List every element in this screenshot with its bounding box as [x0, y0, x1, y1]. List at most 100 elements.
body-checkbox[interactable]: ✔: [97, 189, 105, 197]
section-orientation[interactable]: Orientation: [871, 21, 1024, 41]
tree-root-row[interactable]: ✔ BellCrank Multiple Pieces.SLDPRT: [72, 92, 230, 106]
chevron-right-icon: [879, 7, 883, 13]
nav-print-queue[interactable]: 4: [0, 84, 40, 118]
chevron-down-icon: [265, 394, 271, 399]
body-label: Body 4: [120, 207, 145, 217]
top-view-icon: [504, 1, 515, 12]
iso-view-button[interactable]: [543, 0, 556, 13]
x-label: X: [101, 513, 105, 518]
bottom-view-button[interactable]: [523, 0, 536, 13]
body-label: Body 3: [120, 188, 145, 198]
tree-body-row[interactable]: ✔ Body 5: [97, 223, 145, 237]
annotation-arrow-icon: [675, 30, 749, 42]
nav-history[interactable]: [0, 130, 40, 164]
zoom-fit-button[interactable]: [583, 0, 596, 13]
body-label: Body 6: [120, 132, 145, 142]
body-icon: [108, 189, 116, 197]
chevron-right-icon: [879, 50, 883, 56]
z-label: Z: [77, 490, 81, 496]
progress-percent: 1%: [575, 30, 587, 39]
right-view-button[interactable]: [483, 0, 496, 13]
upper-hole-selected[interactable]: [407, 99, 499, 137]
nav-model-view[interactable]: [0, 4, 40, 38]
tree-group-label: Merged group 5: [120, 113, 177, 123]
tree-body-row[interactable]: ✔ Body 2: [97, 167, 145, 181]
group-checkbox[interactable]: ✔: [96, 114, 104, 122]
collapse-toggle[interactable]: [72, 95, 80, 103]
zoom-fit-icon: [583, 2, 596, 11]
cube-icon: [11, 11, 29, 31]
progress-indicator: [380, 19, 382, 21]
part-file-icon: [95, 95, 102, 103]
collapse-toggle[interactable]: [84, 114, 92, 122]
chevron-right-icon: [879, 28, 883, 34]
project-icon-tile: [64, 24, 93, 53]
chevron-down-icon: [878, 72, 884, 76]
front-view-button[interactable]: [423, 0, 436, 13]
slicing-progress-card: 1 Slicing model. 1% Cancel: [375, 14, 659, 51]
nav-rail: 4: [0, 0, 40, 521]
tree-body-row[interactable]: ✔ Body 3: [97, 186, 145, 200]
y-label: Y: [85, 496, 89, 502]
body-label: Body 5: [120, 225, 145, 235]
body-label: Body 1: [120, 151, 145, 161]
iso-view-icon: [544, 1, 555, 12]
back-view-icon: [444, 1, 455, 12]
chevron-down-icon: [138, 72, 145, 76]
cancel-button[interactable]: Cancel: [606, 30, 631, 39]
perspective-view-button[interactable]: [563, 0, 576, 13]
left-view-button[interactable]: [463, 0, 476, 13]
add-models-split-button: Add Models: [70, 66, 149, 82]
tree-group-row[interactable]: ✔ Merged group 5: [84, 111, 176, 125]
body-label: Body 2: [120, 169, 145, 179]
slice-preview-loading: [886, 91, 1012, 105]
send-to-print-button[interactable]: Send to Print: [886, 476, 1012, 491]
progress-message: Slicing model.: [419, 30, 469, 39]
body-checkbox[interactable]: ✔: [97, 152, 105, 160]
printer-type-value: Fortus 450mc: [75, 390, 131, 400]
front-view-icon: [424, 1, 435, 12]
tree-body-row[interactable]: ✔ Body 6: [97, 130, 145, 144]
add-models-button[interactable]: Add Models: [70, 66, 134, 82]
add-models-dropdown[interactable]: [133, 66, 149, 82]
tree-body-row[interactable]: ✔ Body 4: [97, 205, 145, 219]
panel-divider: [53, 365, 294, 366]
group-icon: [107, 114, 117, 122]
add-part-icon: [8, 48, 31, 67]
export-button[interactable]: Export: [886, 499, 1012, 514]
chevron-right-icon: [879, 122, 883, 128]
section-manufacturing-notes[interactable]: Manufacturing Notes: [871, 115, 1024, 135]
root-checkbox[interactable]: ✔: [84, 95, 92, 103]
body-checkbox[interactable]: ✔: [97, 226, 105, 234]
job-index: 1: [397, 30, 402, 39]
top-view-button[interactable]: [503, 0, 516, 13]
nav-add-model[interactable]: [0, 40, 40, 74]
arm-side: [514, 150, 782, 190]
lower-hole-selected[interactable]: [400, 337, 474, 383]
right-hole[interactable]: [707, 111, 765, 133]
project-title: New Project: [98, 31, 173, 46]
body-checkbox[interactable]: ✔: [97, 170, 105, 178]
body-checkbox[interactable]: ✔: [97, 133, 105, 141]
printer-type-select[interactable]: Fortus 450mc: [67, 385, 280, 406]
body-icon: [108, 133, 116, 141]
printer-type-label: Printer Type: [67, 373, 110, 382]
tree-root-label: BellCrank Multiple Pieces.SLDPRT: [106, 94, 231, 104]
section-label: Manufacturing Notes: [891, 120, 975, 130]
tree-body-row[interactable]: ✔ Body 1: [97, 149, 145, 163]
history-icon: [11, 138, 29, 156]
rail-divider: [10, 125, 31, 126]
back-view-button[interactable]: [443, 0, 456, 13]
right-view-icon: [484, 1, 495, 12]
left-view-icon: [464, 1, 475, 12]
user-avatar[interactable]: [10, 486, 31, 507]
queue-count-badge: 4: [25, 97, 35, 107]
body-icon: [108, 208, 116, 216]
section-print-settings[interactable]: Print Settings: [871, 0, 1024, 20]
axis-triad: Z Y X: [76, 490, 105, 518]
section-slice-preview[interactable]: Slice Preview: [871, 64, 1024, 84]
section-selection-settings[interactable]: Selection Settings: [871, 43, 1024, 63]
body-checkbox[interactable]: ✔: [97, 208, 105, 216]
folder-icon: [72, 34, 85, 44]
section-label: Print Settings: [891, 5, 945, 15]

■ ■ ■ ■ ■ ■ ■

● **Task goal**
Swap "Merged group 5" for "Combined group 5" in everything from the start of the entries down to the line containing "cancel-button[interactable]: Cancel: [606, 30, 631, 39]", and give those lines again with nothing else changed.

● **Solved problem**
List every element in this screenshot with its bounding box as [x0, y0, x1, y1]. List at most 100 elements.
body-checkbox[interactable]: ✔: [97, 189, 105, 197]
section-orientation[interactable]: Orientation: [871, 21, 1024, 41]
tree-root-row[interactable]: ✔ BellCrank Multiple Pieces.SLDPRT: [72, 92, 230, 106]
chevron-right-icon: [879, 7, 883, 13]
nav-print-queue[interactable]: 4: [0, 84, 40, 118]
chevron-down-icon: [265, 394, 271, 399]
body-label: Body 4: [120, 207, 145, 217]
top-view-icon: [504, 1, 515, 12]
iso-view-button[interactable]: [543, 0, 556, 13]
x-label: X: [101, 513, 105, 518]
bottom-view-button[interactable]: [523, 0, 536, 13]
body-label: Body 3: [120, 188, 145, 198]
tree-body-row[interactable]: ✔ Body 5: [97, 223, 145, 237]
annotation-arrow-icon: [675, 30, 749, 42]
nav-history[interactable]: [0, 130, 40, 164]
zoom-fit-button[interactable]: [583, 0, 596, 13]
body-label: Body 6: [120, 132, 145, 142]
body-icon: [108, 189, 116, 197]
chevron-right-icon: [879, 50, 883, 56]
z-label: Z: [77, 490, 81, 496]
progress-percent: 1%: [575, 30, 587, 39]
right-view-button[interactable]: [483, 0, 496, 13]
upper-hole-selected[interactable]: [407, 99, 499, 137]
nav-model-view[interactable]: [0, 4, 40, 38]
tree-group-label: Combined group 5: [120, 113, 177, 123]
tree-body-row[interactable]: ✔ Body 2: [97, 167, 145, 181]
group-checkbox[interactable]: ✔: [96, 114, 104, 122]
collapse-toggle[interactable]: [72, 95, 80, 103]
zoom-fit-icon: [583, 2, 596, 11]
cube-icon: [11, 11, 29, 31]
progress-indicator: [380, 19, 382, 21]
part-file-icon: [95, 95, 102, 103]
collapse-toggle[interactable]: [84, 114, 92, 122]
chevron-right-icon: [879, 28, 883, 34]
project-icon-tile: [64, 24, 93, 53]
chevron-down-icon: [878, 72, 884, 76]
front-view-button[interactable]: [423, 0, 436, 13]
slicing-progress-card: 1 Slicing model. 1% Cancel: [375, 14, 659, 51]
nav-rail: 4: [0, 0, 40, 521]
tree-body-row[interactable]: ✔ Body 3: [97, 186, 145, 200]
y-label: Y: [85, 496, 89, 502]
body-label: Body 5: [120, 225, 145, 235]
body-label: Body 1: [120, 151, 145, 161]
iso-view-icon: [544, 1, 555, 12]
back-view-icon: [444, 1, 455, 12]
chevron-down-icon: [138, 72, 145, 76]
cancel-button[interactable]: Cancel: [606, 30, 631, 39]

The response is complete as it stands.